GOAL >>
Keep only the lines of the data below that contain "interfere", and copy them.

##### LISTED RECORDS #####

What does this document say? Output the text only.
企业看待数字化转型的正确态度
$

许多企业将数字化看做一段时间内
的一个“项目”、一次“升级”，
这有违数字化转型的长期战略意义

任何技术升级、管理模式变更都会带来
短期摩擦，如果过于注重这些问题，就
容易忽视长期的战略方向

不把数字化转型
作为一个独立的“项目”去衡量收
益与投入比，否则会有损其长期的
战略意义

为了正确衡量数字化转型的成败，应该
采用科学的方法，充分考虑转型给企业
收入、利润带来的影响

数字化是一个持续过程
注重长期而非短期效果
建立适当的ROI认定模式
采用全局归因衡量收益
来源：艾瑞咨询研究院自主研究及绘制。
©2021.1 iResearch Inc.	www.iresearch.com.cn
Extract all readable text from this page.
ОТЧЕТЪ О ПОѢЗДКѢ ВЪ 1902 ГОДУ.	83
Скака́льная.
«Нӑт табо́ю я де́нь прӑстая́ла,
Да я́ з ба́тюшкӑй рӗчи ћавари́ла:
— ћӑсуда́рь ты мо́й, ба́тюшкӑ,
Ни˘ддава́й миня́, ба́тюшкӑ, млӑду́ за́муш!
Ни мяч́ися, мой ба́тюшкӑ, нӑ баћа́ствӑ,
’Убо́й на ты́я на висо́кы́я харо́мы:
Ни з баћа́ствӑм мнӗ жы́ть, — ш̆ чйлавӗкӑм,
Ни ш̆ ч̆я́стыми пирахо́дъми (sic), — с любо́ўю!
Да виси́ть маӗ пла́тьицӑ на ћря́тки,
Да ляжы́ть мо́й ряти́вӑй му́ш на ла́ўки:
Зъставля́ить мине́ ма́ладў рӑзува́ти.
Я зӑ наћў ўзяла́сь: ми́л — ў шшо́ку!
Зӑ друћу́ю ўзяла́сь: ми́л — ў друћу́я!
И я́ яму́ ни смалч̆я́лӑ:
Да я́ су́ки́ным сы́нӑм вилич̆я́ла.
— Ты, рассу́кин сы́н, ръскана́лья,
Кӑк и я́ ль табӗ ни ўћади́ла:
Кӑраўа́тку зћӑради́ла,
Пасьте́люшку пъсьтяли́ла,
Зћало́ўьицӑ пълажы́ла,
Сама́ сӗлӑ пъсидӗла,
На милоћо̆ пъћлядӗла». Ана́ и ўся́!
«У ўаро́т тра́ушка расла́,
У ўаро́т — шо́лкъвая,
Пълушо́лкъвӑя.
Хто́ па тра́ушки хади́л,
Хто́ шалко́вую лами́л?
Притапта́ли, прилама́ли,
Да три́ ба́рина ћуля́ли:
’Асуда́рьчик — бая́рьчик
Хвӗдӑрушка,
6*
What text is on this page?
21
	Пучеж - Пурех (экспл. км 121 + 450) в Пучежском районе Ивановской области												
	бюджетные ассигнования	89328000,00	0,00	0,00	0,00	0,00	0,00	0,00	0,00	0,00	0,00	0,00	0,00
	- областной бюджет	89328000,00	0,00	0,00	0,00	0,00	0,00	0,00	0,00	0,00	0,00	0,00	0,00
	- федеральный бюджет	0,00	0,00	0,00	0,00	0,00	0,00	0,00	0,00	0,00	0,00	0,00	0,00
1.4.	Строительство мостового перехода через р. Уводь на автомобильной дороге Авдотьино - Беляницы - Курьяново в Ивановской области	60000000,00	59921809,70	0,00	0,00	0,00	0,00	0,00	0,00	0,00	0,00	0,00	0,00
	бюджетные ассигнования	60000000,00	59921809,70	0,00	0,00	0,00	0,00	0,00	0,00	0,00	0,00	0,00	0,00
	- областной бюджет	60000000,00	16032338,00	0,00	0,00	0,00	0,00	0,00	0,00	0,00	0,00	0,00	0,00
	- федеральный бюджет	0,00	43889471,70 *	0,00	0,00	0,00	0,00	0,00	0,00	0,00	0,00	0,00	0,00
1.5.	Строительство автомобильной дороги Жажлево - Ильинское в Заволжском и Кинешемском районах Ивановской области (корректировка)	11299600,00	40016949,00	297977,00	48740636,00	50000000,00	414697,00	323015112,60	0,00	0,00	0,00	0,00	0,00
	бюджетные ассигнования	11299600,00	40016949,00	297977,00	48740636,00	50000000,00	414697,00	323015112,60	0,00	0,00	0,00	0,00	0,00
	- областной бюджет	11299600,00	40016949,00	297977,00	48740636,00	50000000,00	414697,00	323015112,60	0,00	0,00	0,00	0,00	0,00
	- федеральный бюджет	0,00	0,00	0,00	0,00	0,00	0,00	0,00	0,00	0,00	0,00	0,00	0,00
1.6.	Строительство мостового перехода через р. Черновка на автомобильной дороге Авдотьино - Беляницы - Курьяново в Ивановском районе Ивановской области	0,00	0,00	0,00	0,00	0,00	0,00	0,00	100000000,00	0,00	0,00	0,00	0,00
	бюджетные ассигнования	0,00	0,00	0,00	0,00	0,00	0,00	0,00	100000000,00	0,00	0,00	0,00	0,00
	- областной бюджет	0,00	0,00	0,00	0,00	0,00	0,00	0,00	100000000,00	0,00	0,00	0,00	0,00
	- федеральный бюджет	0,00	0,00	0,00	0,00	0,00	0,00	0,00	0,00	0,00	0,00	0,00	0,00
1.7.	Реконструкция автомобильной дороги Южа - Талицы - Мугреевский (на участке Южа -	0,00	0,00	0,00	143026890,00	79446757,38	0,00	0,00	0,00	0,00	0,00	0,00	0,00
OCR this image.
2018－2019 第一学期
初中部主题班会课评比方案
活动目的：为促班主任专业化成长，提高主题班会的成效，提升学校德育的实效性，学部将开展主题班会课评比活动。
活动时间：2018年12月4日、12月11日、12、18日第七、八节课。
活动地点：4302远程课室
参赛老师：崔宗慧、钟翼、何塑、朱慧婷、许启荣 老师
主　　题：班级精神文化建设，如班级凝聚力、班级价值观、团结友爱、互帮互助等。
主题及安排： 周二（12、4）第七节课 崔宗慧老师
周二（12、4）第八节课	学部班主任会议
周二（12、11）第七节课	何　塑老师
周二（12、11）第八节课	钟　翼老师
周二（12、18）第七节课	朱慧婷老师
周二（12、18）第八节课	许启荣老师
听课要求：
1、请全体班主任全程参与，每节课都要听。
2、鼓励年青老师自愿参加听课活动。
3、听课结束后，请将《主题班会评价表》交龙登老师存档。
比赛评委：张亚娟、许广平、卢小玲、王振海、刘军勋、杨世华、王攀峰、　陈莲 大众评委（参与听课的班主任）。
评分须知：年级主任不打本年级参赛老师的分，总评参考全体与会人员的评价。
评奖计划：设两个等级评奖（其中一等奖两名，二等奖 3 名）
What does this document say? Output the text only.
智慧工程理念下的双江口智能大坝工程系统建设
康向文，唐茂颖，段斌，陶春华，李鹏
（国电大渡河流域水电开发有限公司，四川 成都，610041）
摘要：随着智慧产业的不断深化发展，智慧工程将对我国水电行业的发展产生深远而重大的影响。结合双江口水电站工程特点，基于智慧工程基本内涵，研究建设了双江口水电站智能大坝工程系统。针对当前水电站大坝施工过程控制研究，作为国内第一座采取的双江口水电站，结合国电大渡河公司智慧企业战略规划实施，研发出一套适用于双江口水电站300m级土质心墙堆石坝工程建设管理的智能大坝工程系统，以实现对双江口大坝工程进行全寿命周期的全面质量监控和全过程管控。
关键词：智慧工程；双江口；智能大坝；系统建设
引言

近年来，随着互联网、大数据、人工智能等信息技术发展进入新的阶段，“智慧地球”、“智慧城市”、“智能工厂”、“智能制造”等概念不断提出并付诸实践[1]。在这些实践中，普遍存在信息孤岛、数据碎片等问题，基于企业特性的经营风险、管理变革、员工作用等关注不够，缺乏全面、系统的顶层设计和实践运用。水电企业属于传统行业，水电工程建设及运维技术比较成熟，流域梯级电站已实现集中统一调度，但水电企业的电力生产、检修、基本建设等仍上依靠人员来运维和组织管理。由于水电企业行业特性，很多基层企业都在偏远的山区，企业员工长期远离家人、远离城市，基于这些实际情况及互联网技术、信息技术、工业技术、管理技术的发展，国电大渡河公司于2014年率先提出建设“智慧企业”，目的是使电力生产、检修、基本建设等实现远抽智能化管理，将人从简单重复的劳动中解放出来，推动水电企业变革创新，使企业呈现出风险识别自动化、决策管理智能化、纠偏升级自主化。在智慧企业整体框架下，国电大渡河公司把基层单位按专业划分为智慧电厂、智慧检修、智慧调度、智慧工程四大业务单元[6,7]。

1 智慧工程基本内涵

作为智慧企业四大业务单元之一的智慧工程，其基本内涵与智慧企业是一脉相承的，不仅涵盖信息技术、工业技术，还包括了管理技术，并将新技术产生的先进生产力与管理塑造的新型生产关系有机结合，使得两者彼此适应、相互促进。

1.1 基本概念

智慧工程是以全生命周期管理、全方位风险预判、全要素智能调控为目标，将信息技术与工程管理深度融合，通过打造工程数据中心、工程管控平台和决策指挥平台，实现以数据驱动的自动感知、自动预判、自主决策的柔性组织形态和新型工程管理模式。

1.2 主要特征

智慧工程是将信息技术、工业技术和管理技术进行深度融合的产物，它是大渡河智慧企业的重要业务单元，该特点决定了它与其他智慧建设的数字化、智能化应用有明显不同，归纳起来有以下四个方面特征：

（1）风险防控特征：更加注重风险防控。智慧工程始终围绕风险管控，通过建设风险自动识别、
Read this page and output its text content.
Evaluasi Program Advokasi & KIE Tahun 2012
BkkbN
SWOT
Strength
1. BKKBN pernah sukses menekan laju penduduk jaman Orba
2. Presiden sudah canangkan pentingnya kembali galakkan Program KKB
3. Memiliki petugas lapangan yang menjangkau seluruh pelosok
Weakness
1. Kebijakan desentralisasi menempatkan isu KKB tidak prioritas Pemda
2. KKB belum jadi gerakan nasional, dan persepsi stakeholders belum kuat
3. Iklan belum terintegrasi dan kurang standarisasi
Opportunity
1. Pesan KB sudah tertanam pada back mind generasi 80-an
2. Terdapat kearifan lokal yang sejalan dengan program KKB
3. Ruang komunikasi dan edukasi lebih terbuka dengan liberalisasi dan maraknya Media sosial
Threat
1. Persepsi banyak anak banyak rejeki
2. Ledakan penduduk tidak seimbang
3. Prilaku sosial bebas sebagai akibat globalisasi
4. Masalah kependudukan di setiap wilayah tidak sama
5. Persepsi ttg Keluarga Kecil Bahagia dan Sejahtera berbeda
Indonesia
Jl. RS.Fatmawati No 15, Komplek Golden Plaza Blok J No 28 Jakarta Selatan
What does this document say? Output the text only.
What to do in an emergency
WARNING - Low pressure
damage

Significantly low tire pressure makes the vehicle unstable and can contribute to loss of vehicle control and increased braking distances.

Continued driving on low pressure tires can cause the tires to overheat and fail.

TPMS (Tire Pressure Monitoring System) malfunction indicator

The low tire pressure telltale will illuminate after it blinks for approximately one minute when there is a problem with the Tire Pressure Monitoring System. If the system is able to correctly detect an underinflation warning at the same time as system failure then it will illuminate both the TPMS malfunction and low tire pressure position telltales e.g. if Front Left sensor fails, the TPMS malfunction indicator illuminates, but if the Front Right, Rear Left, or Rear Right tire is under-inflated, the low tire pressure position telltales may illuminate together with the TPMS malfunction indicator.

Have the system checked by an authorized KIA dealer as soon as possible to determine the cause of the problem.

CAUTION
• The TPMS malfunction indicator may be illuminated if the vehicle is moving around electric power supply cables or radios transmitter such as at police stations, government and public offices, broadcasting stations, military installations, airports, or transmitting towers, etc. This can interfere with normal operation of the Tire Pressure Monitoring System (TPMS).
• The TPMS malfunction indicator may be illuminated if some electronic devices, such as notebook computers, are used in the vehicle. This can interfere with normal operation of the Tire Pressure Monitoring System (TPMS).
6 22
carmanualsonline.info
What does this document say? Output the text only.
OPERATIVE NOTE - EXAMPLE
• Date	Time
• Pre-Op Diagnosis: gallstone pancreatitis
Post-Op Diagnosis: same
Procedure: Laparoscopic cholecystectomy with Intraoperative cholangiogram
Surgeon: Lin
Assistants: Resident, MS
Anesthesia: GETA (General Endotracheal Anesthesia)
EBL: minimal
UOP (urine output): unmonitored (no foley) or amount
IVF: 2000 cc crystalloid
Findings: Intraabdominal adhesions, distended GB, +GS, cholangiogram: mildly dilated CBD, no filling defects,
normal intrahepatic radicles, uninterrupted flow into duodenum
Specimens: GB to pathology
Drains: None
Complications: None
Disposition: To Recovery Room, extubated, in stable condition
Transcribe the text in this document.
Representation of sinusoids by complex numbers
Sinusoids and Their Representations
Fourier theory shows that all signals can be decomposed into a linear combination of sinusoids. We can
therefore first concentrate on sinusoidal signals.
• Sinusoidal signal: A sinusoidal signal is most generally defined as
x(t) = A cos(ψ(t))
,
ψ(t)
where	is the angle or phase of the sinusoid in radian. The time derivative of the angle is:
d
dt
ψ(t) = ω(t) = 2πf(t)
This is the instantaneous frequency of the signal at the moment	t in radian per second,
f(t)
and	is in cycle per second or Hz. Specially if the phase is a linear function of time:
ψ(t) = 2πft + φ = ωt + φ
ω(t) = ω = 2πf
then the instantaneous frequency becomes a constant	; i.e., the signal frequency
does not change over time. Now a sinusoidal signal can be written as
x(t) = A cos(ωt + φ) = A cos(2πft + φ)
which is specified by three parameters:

#####

SOLUTION TO THE PROBLEM >>
• The TPMS malfunction indicator may be illuminated if the vehicle is moving around electric power supply cables or radios transmitter such as at police stations, government and public offices, broadcasting stations, military installations, airports, or transmitting towers, etc. This can interfere with normal operation of the Tire Pressure Monitoring System (TPMS).
• The TPMS malfunction indicator may be illuminated if some electronic devices, such as notebook computers, are used in the vehicle. This can interfere with normal operation of the Tire Pressure Monitoring System (TPMS).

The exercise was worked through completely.